PROBLEM REQUIREMENTS:
Your task is to print the material below exactly as presented.

WORKING DATA:
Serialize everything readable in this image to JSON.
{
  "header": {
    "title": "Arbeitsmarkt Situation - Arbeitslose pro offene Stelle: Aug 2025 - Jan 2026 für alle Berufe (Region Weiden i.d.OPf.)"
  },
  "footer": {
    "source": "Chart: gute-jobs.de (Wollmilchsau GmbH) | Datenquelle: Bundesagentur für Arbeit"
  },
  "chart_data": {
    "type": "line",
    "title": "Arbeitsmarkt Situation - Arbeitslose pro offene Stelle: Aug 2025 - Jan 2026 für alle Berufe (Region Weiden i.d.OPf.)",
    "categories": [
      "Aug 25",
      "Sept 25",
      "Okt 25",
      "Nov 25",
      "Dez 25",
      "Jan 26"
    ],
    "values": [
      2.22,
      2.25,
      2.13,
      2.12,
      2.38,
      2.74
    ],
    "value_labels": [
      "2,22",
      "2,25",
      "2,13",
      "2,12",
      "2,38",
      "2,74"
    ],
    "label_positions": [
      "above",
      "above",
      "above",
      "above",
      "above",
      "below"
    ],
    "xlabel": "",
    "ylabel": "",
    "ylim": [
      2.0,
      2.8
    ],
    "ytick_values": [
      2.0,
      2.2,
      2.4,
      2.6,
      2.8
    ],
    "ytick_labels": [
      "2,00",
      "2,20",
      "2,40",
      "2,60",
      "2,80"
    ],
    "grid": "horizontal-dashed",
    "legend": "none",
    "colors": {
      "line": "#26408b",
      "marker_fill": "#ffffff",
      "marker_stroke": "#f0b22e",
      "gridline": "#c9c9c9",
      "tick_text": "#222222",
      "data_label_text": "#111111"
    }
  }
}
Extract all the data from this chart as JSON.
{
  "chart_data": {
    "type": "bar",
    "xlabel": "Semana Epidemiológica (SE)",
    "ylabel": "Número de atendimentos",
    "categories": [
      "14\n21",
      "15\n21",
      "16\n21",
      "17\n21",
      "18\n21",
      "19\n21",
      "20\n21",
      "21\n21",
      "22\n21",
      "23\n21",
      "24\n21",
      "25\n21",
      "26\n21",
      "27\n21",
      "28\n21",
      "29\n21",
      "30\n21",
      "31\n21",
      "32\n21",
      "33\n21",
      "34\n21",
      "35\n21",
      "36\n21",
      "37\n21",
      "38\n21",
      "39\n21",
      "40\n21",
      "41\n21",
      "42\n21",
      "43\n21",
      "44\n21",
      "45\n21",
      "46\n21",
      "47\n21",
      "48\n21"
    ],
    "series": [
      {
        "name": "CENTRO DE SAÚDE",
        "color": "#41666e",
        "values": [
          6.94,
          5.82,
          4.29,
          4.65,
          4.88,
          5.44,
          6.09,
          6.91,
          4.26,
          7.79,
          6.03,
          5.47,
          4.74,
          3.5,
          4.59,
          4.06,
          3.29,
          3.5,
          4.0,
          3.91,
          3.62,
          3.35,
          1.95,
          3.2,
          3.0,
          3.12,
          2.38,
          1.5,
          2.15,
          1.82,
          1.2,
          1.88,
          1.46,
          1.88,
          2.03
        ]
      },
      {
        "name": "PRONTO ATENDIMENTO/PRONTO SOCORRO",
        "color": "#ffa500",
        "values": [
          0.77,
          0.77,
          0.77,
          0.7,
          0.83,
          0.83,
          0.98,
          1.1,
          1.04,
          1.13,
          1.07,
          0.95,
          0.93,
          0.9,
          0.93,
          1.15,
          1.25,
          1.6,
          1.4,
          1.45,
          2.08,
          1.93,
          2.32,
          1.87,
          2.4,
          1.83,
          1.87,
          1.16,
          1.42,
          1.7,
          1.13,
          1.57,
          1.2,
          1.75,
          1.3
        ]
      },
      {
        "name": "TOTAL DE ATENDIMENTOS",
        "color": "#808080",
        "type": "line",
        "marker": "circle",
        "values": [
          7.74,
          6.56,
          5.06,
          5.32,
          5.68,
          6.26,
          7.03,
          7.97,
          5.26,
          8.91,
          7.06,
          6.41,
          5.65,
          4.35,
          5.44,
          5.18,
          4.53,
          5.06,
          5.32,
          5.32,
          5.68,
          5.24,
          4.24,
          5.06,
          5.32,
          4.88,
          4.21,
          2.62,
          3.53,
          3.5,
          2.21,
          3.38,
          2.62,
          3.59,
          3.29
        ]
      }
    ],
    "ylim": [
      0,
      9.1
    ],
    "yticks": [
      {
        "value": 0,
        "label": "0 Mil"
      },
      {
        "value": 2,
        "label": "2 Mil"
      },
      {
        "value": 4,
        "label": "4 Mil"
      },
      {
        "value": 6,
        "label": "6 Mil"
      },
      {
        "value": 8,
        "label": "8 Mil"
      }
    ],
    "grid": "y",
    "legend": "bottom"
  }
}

OUTPUT:
Serialize everything readable in this image to JSON.
{
  "header": {
    "title": "Arbeitsmarkt Situation - Arbeitslose pro offene Stelle: Aug 2025 - Jan 2026 für alle Berufe (Region Weiden i.d.OPf.)"
  },
  "footer": {
    "source": "Chart: gute-jobs.de (Wollmilchsau GmbH) | Datenquelle: Bundesagentur für Arbeit"
  },
  "chart_data": {
    "type": "line",
    "title": "Arbeitsmarkt Situation - Arbeitslose pro offene Stelle: Aug 2025 - Jan 2026 für alle Berufe (Region Weiden i.d.OPf.)",
    "categories": [
      "Aug 25",
      "Sept 25",
      "Okt 25",
      "Nov 25",
      "Dez 25",
      "Jan 26"
    ],
    "values": [
      2.22,
      2.25,
      2.13,
      2.12,
      2.38,
      2.74
    ],
    "value_labels": [
      "2,22",
      "2,25",
      "2,13",
      "2,12",
      "2,38",
      "2,74"
    ],
    "label_positions": [
      "above",
      "above",
      "above",
      "above",
      "above",
      "below"
    ],
    "xlabel": "",
    "ylabel": "",
    "ylim": [
      2.0,
      2.8
    ],
    "ytick_values": [
      2.0,
      2.2,
      2.4,
      2.6,
      2.8
    ],
    "ytick_labels": [
      "2,00",
      "2,20",
      "2,40",
      "2,60",
      "2,80"
    ],
    "grid": "horizontal-dashed",
    "legend": "none",
    "colors": {
      "line": "#26408b",
      "marker_fill": "#ffffff",
      "marker_stroke": "#f0b22e",
      "gridline": "#c9c9c9",
      "tick_text": "#222222",
      "data_label_text": "#111111"
    }
  }
}
Extract all the data from this chart as JSON.
{
  "chart_data": {
    "type": "bar",
    "xlabel": "Semana Epidemiológica (SE)",
    "ylabel": "Número de atendimentos",
    "categories": [
      "14\n21",
      "15\n21",
      "16\n21",
      "17\n21",
      "18\n21",
      "19\n21",
      "20\n21",
      "21\n21",
      "22\n21",
      "23\n21",
      "24\n21",
      "25\n21",
      "26\n21",
      "27\n21",
      "28\n21",
      "29\n21",
      "30\n21",
      "31\n21",
      "32\n21",
      "33\n21",
      "34\n21",
      "35\n21",
      "36\n21",
      "37\n21",
      "38\n21",
      "39\n21",
      "40\n21",
      "41\n21",
      "42\n21",
      "43\n21",
      "44\n21",
      "45\n21",
      "46\n21",
      "47\n21",
      "48\n21"
    ],
    "series": [
      {
        "name": "CENTRO DE SAÚDE",
        "color": "#41666e",
        "values": [
          6.94,
          5.82,
          4.29,
          4.65,
          4.88,
          5.44,
          6.09,
          6.91,
          4.26,
          7.79,
          6.03,
          5.47,
          4.74,
          3.5,
          4.59,
          4.06,
          3.29,
          3.5,
          4.0,
          3.91,
          3.62,
          3.35,
          1.95,
          3.2,
          3.0,
          3.12,
          2.38,
          1.5,
          2.15,
          1.82,
          1.2,
          1.88,
          1.46,
          1.88,
          2.03
        ]
      },
      {
        "name": "PRONTO ATENDIMENTO/PRONTO SOCORRO",
        "color": "#ffa500",
        "values": [
          0.77,
          0.77,
          0.77,
          0.7,
          0.83,
          0.83,
          0.98,
          1.1,
          1.04,
          1.13,
          1.07,
          0.95,
          0.93,
          0.9,
          0.93,
          1.15,
          1.25,
          1.6,
          1.4,
          1.45,
          2.08,
          1.93,
          2.32,
          1.87,
          2.4,
          1.83,
          1.87,
          1.16,
          1.42,
          1.7,
          1.13,
          1.57,
          1.2,
          1.75,
          1.3
        ]
      },
      {
        "name": "TOTAL DE ATENDIMENTOS",
        "color": "#808080",
        "type": "line",
        "marker": "circle",
        "values": [
          7.74,
          6.56,
          5.06,
          5.32,
          5.68,
          6.26,
          7.03,
          7.97,
          5.26,
          8.91,
          7.06,
          6.41,
          5.65,
          4.35,
          5.44,
          5.18,
          4.53,
          5.06,
          5.32,
          5.32,
          5.68,
          5.24,
          4.24,
          5.06,
          5.32,
          4.88,
          4.21,
          2.62,
          3.53,
          3.5,
          2.21,
          3.38,
          2.62,
          3.59,
          3.29
        ]
      }
    ],
    "ylim": [
      0,
      9.1
    ],
    "yticks": [
      {
        "value": 0,
        "label": "0 Mil"
      },
      {
        "value": 2,
        "label": "2 Mil"
      },
      {
        "value": 4,
        "label": "4 Mil"
      },
      {
        "value": 6,
        "label": "6 Mil"
      },
      {
        "value": 8,
        "label": "8 Mil"
      }
    ],
    "grid": "y",
    "legend": "bottom"
  }
}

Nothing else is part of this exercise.